__PASSAGE SHOWN__
_ _ _

# Ever back into a house?



## 480sparky (Sep 20, 2007)

MDShunk said:


> Oh well, stuff happens. It's good to have a couple carpenter, roofer, and plumber friends who can fix up your boo-boo's on short notice. Accidents happen, but it's all on how you handle them that counts.


I totally agree. It's great to have other trades to call on to fix your owies. And nothing gives you more credibility with a customer when you calmy explain, "I admit I ruined your drywall/faucet/siding/roof/ insert other item here , so here's what I'll do. Instead of me, a simple electrician, trying to cobble together a cheap fix, I'll get a drywaller/plumber/carpenter/roofer/ insert other trade here to come fix it the way we both know it should be done."
I would much rather take a little hit on the bottom line that leave a customer saying "Look how this guy left my house!"


----------



## gilbequick (Oct 6, 2007)

MDShunk said:


> The lady was super cool about the whole situation, and even mildly excited about getting a run of gutter replaced that had a leak to begin with.


You talk as if _you_ were actually there to see the lady's reaction


----------



## oldman (Mar 30, 2007)

bet you next year you will have a line item in your budget called "Money to fix houses backed into" and will budget $500 for it:laughing:


----------



## JohnJ0906 (Jan 22, 2007)

I think this is the way to get a positive from a negative situation. Instead of being bad-mouthed for damaging something, at least the customer sees you as a professional, and might even refer people to you. 

"Electrician who shall remain unnamed", huh? :whistling2:


----------



## chrisb271 (Jul 6, 2007)

Yes,nice one John :laughing:

I installed a nice lady an automatic gate,whilst demonstrating how it worked someone must have backed my truck up a couple of feet and the gate hit it 

I got the local blacksmith out who soon sorted it but always mentions my little accident every time i see him,i always pass it off by saying "theres no fool like an old fool" :laughing:


Chris


----------



## te12co2w (Jun 3, 2007)

I backed into my own garage door and got the door guy to fix it. Basically he had to replace 3 panels. I already had taken it down. Then less than 6 months later one apprentice backed into the same door. He pounded it out on his time and then apologized. I didn't make him pay for a new one. Then he quit 2 months later.


----------



## brian john (Mar 11, 2007)

_ _ _

__DIRECTIVE__
Please revise the forum thread about backing into a house between "## JohnJ0906 (Jan" and "people to you.", inclusive, putting "expert" in place of "professional". The items come from a different source than the thread.

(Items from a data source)
_ _ _

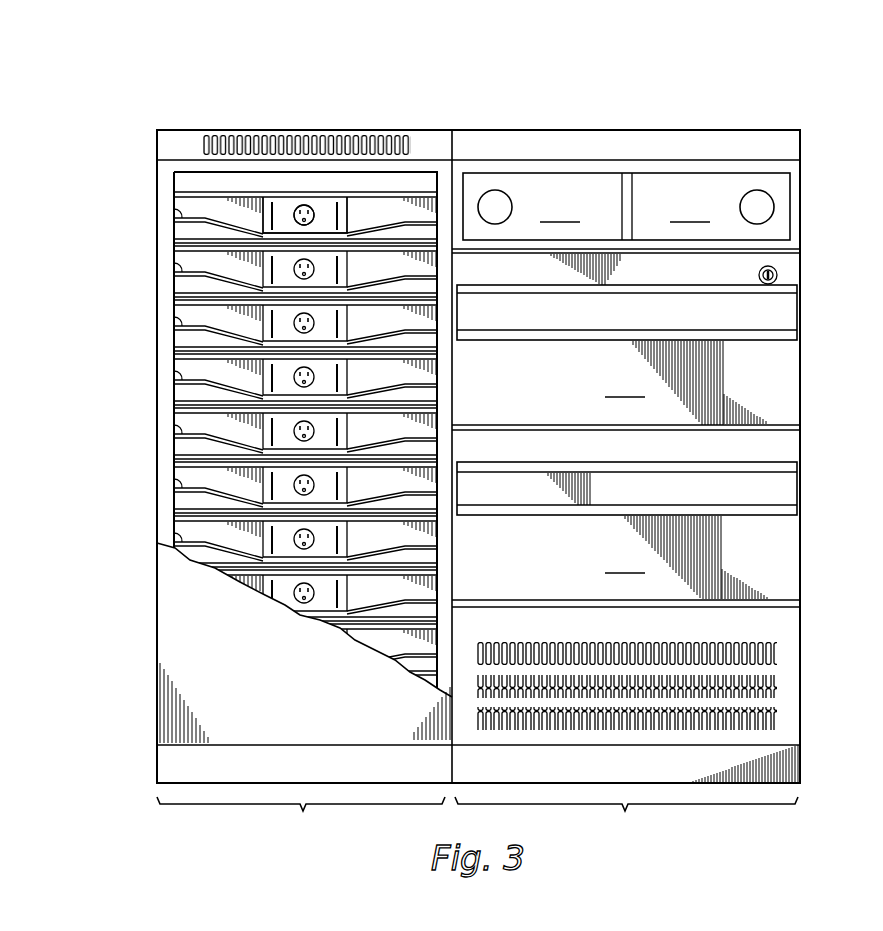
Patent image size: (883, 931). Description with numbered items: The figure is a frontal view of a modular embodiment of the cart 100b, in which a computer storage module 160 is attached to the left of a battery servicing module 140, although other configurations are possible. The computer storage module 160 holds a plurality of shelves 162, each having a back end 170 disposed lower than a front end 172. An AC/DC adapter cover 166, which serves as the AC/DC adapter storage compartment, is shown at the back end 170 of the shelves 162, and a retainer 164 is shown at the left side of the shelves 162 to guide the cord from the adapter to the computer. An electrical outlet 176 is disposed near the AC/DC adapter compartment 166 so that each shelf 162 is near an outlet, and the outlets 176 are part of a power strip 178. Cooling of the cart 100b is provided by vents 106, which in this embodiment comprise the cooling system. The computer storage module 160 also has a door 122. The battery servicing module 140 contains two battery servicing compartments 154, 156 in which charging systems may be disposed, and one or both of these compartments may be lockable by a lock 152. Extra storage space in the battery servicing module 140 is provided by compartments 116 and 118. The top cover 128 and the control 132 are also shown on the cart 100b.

The cart 100b is at (612, 72).
The vents 106 is at (203, 145).
The compartment 116 is at (626, 206).
The compartment 118 is at (722, 207).
The door 122 is at (172, 617).
The top cover 128 is at (733, 130).
The control knob 132 is at (493, 208).
The battery servicing module 140 is at (626, 820).
The lock 152 is at (777, 273).
The battery servicing compartment 154 is at (627, 339).
The battery servicing compartment 156 is at (627, 530).
The computer storage module 160 is at (301, 820).
The shelves 162 is at (185, 340).
The retainer 164 is at (185, 268).
The AC/DC adapter storage compartment 166 is at (185, 203).
The back end 170 is at (185, 500).
The front end 172 is at (185, 448).
The electrical outlet 176 is at (315, 212).
The power strip 178 is at (287, 212).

_ _ _

__RESULT OF THIS EXERCISE__
## JohnJ0906 (Jan 22, 2007)

I think this is the way to get a positive from a negative situation. Instead of being bad-mouthed for damaging something, at least the customer sees you as a expert, and might even refer people to you.